(Set task):
Collect each line of the entries that holds the string "sportovního".

(Material shown):
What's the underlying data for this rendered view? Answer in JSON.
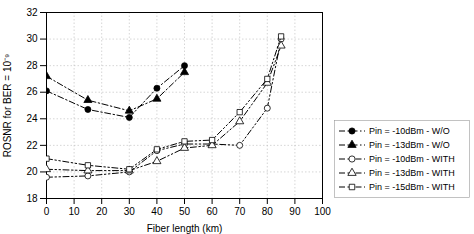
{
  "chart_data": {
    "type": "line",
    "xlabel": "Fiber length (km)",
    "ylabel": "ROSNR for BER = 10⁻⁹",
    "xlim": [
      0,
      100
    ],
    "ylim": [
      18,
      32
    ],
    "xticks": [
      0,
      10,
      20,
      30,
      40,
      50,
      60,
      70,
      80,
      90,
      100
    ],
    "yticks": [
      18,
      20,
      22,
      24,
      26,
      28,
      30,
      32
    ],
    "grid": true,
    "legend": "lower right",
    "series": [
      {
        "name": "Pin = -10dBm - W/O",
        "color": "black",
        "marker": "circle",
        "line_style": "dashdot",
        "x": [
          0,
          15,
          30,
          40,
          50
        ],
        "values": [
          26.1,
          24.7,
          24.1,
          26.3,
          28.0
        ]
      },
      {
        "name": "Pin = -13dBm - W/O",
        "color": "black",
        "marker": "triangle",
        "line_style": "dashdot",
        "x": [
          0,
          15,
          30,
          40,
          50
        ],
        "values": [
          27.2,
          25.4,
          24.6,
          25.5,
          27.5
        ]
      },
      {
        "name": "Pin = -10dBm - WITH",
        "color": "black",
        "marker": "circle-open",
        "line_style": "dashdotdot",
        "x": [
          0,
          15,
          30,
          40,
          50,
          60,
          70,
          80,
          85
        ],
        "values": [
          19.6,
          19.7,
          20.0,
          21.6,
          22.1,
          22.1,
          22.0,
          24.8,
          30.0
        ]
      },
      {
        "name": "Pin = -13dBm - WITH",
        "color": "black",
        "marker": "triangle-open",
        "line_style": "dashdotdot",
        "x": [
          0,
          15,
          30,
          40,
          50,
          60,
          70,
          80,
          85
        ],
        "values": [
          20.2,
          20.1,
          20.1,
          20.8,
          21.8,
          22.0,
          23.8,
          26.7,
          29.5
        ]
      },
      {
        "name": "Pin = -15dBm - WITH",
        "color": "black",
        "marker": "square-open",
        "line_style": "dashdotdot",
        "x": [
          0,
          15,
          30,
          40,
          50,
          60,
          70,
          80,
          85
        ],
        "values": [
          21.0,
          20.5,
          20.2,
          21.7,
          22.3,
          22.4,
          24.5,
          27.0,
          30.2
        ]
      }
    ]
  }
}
==
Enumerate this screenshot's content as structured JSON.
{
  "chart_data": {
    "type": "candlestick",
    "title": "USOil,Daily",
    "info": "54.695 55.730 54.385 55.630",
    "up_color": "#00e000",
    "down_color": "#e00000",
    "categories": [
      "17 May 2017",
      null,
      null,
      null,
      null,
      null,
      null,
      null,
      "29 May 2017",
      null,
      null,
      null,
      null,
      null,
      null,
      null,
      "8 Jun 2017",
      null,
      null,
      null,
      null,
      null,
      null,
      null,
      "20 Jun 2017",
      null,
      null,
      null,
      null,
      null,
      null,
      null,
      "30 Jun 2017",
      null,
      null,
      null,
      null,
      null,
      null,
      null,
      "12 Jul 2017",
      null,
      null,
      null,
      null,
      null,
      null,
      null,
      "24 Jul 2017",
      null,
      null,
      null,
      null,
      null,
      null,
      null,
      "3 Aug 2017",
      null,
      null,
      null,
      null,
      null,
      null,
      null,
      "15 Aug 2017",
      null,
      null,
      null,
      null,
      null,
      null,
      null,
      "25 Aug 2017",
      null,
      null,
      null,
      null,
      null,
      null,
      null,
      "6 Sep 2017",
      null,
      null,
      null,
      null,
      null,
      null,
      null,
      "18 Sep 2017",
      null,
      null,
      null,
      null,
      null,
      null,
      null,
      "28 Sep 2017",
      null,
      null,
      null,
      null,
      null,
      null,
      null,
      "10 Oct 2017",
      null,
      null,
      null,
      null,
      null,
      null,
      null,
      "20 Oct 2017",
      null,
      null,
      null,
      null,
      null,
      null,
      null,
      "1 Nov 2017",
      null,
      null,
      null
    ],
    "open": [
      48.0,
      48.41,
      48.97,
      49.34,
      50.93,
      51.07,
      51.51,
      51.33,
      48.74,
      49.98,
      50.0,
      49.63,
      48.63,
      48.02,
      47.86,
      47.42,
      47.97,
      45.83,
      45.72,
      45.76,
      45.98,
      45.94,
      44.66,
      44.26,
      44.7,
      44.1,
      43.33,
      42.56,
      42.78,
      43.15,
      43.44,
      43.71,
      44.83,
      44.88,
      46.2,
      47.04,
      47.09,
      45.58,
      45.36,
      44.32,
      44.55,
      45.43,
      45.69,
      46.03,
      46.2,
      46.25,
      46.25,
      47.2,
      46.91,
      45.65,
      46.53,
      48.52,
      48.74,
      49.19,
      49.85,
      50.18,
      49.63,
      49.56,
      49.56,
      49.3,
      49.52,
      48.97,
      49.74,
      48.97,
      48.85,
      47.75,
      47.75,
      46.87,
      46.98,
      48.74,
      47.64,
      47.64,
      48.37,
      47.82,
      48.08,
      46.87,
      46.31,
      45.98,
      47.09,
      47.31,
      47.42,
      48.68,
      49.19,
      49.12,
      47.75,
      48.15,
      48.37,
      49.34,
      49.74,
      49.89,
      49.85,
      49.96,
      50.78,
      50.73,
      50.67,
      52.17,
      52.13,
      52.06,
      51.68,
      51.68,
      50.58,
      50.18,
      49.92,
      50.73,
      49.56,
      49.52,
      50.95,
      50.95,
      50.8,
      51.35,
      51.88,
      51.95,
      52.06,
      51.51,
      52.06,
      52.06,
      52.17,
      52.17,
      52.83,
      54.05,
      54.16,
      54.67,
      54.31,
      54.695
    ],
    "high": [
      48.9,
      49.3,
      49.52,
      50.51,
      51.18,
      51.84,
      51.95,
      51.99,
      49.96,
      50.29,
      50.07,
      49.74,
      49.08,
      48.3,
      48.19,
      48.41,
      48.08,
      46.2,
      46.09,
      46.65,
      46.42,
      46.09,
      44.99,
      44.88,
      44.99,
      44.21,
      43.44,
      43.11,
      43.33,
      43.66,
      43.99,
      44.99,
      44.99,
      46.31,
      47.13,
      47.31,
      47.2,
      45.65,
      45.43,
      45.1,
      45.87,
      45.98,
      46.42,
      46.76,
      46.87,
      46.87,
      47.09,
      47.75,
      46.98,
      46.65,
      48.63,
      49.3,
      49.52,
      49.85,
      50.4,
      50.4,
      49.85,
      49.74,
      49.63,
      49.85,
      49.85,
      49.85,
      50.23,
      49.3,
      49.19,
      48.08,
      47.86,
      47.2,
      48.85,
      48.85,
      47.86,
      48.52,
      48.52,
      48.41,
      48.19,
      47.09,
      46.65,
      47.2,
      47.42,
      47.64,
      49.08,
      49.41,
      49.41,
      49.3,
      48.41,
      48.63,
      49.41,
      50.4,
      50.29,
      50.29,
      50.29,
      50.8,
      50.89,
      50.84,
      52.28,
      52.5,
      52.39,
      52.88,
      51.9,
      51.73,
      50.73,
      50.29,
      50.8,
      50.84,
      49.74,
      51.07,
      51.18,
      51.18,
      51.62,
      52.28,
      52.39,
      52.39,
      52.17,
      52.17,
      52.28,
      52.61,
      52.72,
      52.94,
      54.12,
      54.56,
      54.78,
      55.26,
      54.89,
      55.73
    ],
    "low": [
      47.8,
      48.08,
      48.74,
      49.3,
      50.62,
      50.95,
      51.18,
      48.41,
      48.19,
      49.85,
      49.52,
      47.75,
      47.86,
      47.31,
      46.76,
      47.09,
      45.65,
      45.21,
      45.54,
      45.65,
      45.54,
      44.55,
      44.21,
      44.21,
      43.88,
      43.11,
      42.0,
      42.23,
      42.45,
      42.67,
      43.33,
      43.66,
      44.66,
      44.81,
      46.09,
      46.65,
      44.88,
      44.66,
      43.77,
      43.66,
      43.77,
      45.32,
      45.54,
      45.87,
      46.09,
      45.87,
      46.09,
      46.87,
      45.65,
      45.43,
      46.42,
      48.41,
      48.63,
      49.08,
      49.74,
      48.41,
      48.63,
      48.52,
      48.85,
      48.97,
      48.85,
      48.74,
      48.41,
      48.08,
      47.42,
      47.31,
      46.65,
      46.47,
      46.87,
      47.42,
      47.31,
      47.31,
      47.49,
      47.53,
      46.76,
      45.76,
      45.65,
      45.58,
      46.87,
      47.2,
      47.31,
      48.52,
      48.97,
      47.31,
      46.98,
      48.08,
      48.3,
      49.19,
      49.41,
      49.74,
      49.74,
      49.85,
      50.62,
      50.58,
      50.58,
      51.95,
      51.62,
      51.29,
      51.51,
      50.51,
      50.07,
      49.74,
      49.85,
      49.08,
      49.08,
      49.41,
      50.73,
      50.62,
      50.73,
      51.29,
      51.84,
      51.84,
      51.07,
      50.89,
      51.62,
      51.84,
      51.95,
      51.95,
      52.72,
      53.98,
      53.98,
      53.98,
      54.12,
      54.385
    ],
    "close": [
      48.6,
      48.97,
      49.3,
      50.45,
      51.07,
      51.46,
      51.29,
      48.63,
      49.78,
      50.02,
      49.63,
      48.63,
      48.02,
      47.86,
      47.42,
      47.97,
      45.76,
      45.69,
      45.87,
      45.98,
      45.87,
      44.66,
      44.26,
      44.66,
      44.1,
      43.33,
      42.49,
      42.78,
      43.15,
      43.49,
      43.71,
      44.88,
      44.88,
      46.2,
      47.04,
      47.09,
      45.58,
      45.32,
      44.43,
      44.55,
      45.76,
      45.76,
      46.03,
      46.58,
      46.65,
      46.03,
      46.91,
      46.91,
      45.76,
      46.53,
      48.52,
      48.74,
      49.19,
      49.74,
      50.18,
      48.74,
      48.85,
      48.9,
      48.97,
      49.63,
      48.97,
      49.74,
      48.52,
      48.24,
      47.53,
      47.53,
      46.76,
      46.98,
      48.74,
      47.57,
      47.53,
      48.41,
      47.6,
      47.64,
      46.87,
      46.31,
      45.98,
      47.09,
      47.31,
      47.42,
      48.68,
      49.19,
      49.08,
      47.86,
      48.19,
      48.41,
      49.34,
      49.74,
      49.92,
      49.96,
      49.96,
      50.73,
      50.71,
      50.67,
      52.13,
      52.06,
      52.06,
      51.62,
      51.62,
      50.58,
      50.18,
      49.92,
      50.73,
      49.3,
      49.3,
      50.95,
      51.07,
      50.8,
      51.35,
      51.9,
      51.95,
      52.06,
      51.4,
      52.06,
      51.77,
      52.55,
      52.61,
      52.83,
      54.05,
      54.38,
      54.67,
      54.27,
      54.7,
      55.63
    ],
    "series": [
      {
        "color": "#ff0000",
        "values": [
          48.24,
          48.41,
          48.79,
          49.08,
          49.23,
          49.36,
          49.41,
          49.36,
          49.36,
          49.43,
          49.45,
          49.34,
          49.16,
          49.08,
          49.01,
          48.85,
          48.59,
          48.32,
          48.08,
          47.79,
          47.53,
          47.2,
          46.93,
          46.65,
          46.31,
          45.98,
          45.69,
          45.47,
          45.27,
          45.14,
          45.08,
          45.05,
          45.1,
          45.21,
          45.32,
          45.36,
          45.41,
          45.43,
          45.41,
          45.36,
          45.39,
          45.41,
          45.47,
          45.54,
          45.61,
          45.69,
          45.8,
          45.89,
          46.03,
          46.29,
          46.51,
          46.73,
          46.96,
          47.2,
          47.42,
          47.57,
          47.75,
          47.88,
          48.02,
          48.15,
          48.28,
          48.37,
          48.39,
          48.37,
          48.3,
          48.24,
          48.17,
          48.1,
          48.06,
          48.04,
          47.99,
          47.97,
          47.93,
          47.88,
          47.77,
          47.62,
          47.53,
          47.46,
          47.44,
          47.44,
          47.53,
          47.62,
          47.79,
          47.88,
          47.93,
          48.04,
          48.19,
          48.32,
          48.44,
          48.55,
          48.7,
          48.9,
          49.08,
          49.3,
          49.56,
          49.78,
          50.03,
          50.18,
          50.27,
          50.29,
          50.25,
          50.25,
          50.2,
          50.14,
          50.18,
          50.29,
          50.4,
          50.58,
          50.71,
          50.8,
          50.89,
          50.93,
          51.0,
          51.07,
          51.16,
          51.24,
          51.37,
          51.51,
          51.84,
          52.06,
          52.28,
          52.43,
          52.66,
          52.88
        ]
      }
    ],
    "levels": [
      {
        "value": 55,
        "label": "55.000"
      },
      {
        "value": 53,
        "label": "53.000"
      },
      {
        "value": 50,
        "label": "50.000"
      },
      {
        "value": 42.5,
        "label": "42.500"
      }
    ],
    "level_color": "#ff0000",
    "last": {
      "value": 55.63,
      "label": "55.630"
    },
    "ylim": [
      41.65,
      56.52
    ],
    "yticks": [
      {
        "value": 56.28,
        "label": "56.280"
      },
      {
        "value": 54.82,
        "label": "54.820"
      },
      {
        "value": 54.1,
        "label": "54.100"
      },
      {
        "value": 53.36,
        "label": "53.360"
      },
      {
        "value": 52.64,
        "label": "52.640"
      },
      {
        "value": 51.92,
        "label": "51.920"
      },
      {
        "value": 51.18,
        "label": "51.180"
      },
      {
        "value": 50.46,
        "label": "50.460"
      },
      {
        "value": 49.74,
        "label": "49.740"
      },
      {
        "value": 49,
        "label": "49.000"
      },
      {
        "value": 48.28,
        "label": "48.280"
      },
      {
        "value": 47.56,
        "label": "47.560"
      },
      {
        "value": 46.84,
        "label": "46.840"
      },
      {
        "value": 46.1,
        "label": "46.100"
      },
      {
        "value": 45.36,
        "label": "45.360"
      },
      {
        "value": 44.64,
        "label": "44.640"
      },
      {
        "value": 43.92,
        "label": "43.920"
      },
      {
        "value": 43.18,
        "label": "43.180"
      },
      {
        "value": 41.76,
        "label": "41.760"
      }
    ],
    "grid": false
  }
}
--
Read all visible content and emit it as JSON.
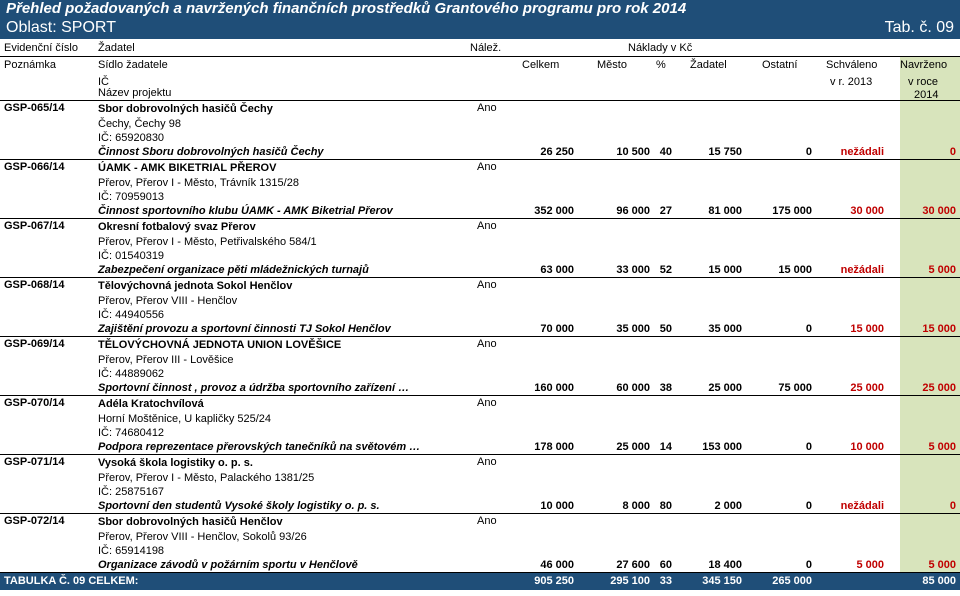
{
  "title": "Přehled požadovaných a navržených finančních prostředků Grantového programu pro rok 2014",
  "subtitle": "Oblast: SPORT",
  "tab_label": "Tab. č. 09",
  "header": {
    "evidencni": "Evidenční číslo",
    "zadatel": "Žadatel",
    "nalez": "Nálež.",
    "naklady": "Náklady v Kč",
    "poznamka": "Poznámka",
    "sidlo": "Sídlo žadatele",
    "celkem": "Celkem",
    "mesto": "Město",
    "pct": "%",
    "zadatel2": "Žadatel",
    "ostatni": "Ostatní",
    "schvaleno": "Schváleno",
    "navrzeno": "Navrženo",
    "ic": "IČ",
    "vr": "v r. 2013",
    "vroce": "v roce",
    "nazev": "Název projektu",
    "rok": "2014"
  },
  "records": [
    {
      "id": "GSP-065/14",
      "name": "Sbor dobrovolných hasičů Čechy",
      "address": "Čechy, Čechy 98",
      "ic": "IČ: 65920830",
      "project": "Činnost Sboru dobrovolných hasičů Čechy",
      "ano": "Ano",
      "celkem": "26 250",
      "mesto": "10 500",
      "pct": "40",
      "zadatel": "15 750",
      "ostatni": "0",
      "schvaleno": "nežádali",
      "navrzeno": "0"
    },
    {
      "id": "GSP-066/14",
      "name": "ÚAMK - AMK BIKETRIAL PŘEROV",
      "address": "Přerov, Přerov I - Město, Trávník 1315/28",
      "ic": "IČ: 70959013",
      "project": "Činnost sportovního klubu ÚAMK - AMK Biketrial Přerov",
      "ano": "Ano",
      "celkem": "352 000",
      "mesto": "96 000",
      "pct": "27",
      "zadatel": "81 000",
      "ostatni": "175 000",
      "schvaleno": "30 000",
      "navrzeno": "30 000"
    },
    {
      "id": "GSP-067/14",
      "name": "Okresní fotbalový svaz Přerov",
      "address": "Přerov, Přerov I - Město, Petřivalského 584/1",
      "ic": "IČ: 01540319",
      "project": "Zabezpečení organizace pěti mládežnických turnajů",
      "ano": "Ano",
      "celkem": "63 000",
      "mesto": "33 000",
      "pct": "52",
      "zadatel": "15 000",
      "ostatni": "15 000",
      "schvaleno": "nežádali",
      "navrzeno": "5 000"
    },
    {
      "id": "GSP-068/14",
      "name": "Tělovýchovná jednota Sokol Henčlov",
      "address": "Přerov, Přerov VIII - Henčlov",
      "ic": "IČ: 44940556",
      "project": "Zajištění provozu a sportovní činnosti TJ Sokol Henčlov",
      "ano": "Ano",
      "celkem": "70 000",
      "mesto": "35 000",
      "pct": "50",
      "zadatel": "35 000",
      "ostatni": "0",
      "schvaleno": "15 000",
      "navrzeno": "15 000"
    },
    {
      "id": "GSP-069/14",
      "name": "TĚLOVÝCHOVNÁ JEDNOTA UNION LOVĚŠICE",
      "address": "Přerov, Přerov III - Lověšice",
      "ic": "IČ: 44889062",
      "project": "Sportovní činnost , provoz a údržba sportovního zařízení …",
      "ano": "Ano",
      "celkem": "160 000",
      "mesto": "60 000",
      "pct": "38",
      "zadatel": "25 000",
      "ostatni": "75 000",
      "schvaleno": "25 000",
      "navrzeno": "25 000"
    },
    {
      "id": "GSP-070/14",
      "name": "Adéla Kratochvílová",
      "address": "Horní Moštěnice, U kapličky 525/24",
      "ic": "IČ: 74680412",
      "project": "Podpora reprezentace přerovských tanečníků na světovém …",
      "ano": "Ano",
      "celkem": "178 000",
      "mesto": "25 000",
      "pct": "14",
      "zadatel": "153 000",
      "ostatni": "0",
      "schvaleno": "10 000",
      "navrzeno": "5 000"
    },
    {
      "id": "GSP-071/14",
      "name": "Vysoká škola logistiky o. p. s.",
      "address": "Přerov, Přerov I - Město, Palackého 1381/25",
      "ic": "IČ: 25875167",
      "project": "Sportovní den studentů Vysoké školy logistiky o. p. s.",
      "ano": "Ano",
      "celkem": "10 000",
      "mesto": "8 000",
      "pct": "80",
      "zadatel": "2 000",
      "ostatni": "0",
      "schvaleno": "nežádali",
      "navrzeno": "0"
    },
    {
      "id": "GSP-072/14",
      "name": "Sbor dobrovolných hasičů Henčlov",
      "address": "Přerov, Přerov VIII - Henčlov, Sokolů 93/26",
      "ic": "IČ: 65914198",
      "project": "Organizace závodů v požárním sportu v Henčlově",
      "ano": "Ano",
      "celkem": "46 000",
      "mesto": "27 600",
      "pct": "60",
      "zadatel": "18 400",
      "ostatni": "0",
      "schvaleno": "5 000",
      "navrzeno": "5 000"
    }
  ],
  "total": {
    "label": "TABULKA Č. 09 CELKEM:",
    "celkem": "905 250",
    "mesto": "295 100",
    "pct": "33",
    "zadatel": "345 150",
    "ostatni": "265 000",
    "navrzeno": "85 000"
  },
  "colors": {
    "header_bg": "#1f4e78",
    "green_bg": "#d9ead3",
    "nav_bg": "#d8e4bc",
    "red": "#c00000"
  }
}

(Completed task):
      "project": "Činnost sportovního klubu ÚAMK - AMK Biketrial Přerov",
      "project": "Sportovní činnost , provoz a údržba sportovního zařízení …",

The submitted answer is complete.